*Raw data*.

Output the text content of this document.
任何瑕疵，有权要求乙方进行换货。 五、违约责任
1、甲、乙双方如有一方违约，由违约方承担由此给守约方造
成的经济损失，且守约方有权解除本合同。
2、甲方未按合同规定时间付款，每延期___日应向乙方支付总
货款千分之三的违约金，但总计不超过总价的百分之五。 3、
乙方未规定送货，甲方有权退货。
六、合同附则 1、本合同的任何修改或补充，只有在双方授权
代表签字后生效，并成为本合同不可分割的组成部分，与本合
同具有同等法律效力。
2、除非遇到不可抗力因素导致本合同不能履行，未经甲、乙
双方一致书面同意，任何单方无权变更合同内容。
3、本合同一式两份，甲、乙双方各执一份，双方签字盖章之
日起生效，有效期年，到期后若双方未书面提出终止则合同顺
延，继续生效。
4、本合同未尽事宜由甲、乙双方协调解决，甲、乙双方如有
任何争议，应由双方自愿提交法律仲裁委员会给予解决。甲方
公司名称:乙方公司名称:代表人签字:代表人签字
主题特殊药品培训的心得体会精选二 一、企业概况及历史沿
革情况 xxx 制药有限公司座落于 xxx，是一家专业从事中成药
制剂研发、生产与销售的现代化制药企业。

*The problem*. Write the entries again, exactly as they stand.

*Full solution*.
Output the text content of this document.
任何瑕疵，有权要求乙方进行换货。 五、违约责任
1、甲、乙双方如有一方违约，由违约方承担由此给守约方造
成的经济损失，且守约方有权解除本合同。
2、甲方未按合同规定时间付款，每延期___日应向乙方支付总
货款千分之三的违约金，但总计不超过总价的百分之五。 3、
乙方未规定送货，甲方有权退货。
六、合同附则 1、本合同的任何修改或补充，只有在双方授权
代表签字后生效，并成为本合同不可分割的组成部分，与本合
同具有同等法律效力。
2、除非遇到不可抗力因素导致本合同不能履行，未经甲、乙
双方一致书面同意，任何单方无权变更合同内容。
3、本合同一式两份，甲、乙双方各执一份，双方签字盖章之
日起生效，有效期年，到期后若双方未书面提出终止则合同顺
延，继续生效。
4、本合同未尽事宜由甲、乙双方协调解决，甲、乙双方如有
任何争议，应由双方自愿提交法律仲裁委员会给予解决。甲方
公司名称:乙方公司名称:代表人签字:代表人签字
主题特殊药品培训的心得体会精选二 一、企业概况及历史沿
革情况 xxx 制药有限公司座落于 xxx，是一家专业从事中成药
制剂研发、生产与销售的现代化制药企业。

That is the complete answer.